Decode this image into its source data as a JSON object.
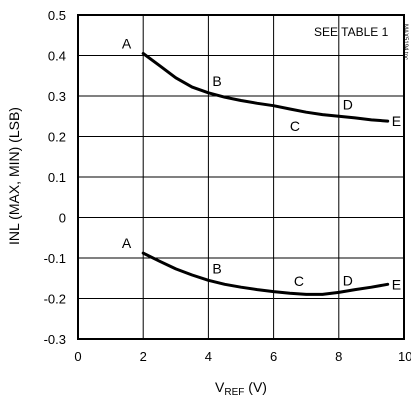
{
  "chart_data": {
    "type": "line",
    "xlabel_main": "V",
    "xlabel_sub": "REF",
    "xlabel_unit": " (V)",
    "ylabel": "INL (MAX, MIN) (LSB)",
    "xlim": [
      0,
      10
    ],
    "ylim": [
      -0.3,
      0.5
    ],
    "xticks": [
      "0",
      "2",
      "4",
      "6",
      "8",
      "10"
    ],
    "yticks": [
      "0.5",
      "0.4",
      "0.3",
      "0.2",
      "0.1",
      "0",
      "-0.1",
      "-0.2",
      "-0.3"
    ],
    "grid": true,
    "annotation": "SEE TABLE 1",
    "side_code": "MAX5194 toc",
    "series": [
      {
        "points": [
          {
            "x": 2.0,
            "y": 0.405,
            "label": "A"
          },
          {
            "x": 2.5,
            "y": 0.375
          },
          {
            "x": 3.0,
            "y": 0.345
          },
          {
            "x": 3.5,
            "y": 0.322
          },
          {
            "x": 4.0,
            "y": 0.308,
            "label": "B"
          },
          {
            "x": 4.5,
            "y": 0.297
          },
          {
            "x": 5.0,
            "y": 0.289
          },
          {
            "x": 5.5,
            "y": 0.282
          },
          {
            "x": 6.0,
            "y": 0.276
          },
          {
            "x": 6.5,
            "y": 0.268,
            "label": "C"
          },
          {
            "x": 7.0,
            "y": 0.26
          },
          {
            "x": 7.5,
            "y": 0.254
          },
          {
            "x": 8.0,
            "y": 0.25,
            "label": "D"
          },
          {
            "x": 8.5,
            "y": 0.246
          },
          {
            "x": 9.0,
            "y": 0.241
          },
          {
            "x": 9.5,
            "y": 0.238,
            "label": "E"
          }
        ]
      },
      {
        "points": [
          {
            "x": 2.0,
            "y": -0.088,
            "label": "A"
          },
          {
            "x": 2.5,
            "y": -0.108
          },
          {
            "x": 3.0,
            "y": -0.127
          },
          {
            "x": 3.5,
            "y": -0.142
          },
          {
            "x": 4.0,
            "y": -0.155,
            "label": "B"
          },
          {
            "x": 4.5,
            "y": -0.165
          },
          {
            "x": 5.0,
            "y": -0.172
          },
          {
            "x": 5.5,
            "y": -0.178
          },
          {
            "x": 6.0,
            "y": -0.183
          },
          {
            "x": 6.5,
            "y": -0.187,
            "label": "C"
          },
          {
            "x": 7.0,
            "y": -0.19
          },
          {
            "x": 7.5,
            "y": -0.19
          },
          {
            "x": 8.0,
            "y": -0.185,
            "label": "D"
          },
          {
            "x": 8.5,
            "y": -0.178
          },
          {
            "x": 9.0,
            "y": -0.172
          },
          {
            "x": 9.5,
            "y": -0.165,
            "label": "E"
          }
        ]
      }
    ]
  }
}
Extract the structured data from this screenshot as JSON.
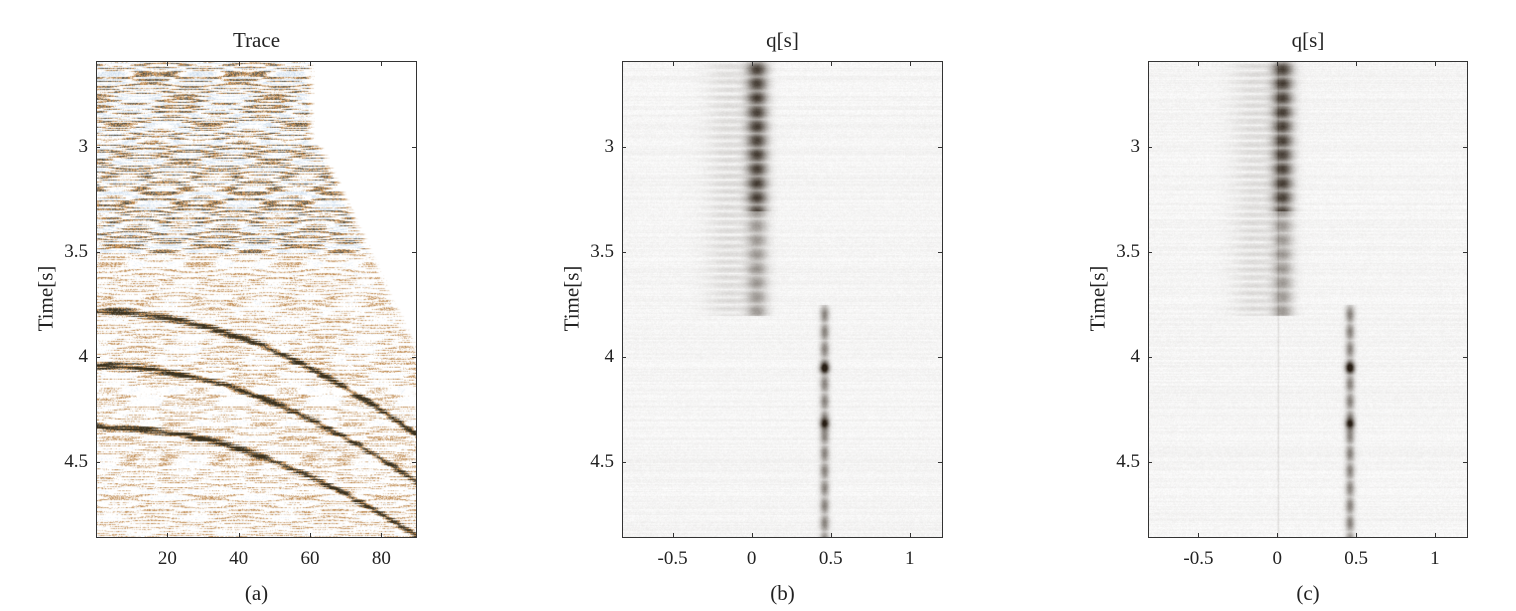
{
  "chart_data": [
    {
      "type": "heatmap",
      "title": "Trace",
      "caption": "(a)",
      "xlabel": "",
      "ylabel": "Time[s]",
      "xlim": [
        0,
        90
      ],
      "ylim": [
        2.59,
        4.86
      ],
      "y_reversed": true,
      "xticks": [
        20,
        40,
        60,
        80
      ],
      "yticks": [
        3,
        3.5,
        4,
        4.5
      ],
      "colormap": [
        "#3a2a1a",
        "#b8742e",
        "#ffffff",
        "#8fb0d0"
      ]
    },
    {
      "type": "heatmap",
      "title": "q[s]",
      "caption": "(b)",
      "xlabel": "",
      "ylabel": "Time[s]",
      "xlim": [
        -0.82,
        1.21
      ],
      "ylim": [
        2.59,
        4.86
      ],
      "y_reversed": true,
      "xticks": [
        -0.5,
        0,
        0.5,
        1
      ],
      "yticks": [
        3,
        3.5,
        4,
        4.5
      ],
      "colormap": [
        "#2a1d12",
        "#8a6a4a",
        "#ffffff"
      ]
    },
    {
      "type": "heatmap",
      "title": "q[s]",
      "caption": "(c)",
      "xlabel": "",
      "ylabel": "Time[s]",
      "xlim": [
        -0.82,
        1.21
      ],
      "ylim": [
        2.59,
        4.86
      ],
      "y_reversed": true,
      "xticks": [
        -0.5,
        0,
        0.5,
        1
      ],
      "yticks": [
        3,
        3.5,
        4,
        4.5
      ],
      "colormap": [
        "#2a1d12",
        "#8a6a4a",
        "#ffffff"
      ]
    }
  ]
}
-----
TASK: Quote the entries above word for word. Leave the images out.

PROBLEM SOLUTION:
Decode this image into its source data as a JSON object.
{
  "chart_data": {
    "type": "line",
    "xlabel_main": "V",
    "xlabel_sub": "REF",
    "xlabel_unit": " (V)",
    "ylabel": "INL (MAX, MIN) (LSB)",
    "xlim": [
      0,
      10
    ],
    "ylim": [
      -0.3,
      0.5
    ],
    "xticks": [
      "0",
      "2",
      "4",
      "6",
      "8",
      "10"
    ],
    "yticks": [
      "0.5",
      "0.4",
      "0.3",
      "0.2",
      "0.1",
      "0",
      "-0.1",
      "-0.2",
      "-0.3"
    ],
    "grid": true,
    "annotation": "SEE TABLE 1",
    "side_code": "MAX5194 toc",
    "series": [
      {
        "points": [
          {
            "x": 2.0,
            "y": 0.405,
            "label": "A"
          },
          {
            "x": 2.5,
            "y": 0.375
          },
          {
            "x": 3.0,
            "y": 0.345
          },
          {
            "x": 3.5,
            "y": 0.322
          },
          {
            "x": 4.0,
            "y": 0.308,
            "label": "B"
          },
          {
            "x": 4.5,
            "y": 0.297
          },
          {
            "x": 5.0,
            "y": 0.289
          },
          {
            "x": 5.5,
            "y": 0.282
          },
          {
            "x": 6.0,
            "y": 0.276
          },
          {
            "x": 6.5,
            "y": 0.268,
            "label": "C"
          },
          {
            "x": 7.0,
            "y": 0.26
          },
          {
            "x": 7.5,
            "y": 0.254
          },
          {
            "x": 8.0,
            "y": 0.25,
            "label": "D"
          },
          {
            "x": 8.5,
            "y": 0.246
          },
          {
            "x": 9.0,
            "y": 0.241
          },
          {
            "x": 9.5,
            "y": 0.238,
            "label": "E"
          }
        ]
      },
      {
        "points": [
          {
            "x": 2.0,
            "y": -0.088,
            "label": "A"
          },
          {
            "x": 2.5,
            "y": -0.108
          },
          {
            "x": 3.0,
            "y": -0.127
          },
          {
            "x": 3.5,
            "y": -0.142
          },
          {
            "x": 4.0,
            "y": -0.155,
            "label": "B"
          },
          {
            "x": 4.5,
            "y": -0.165
          },
          {
            "x": 5.0,
            "y": -0.172
          },
          {
            "x": 5.5,
            "y": -0.178
          },
          {
            "x": 6.0,
            "y": -0.183
          },
          {
            "x": 6.5,
            "y": -0.187,
            "label": "C"
          },
          {
            "x": 7.0,
            "y": -0.19
          },
          {
            "x": 7.5,
            "y": -0.19
          },
          {
            "x": 8.0,
            "y": -0.185,
            "label": "D"
          },
          {
            "x": 8.5,
            "y": -0.178
          },
          {
            "x": 9.0,
            "y": -0.172
          },
          {
            "x": 9.5,
            "y": -0.165,
            "label": "E"
          }
        ]
      }
    ]
  }
}
Extract the structured data from this screenshot as JSON.
{
  "chart_data": [
    {
      "type": "heatmap",
      "title": "Trace",
      "caption": "(a)",
      "xlabel": "",
      "ylabel": "Time[s]",
      "xlim": [
        0,
        90
      ],
      "ylim": [
        2.59,
        4.86
      ],
      "y_reversed": true,
      "xticks": [
        20,
        40,
        60,
        80
      ],
      "yticks": [
        3,
        3.5,
        4,
        4.5
      ],
      "colormap": [
        "#3a2a1a",
        "#b8742e",
        "#ffffff",
        "#8fb0d0"
      ]
    },
    {
      "type": "heatmap",
      "title": "q[s]",
      "caption": "(b)",
      "xlabel": "",
      "ylabel": "Time[s]",
      "xlim": [
        -0.82,
        1.21
      ],
      "ylim": [
        2.59,
        4.86
      ],
      "y_reversed": true,
      "xticks": [
        -0.5,
        0,
        0.5,
        1
      ],
      "yticks": [
        3,
        3.5,
        4,
        4.5
      ],
      "colormap": [
        "#2a1d12",
        "#8a6a4a",
        "#ffffff"
      ]
    },
    {
      "type": "heatmap",
      "title": "q[s]",
      "caption": "(c)",
      "xlabel": "",
      "ylabel": "Time[s]",
      "xlim": [
        -0.82,
        1.21
      ],
      "ylim": [
        2.59,
        4.86
      ],
      "y_reversed": true,
      "xticks": [
        -0.5,
        0,
        0.5,
        1
      ],
      "yticks": [
        3,
        3.5,
        4,
        4.5
      ],
      "colormap": [
        "#2a1d12",
        "#8a6a4a",
        "#ffffff"
      ]
    }
  ]
}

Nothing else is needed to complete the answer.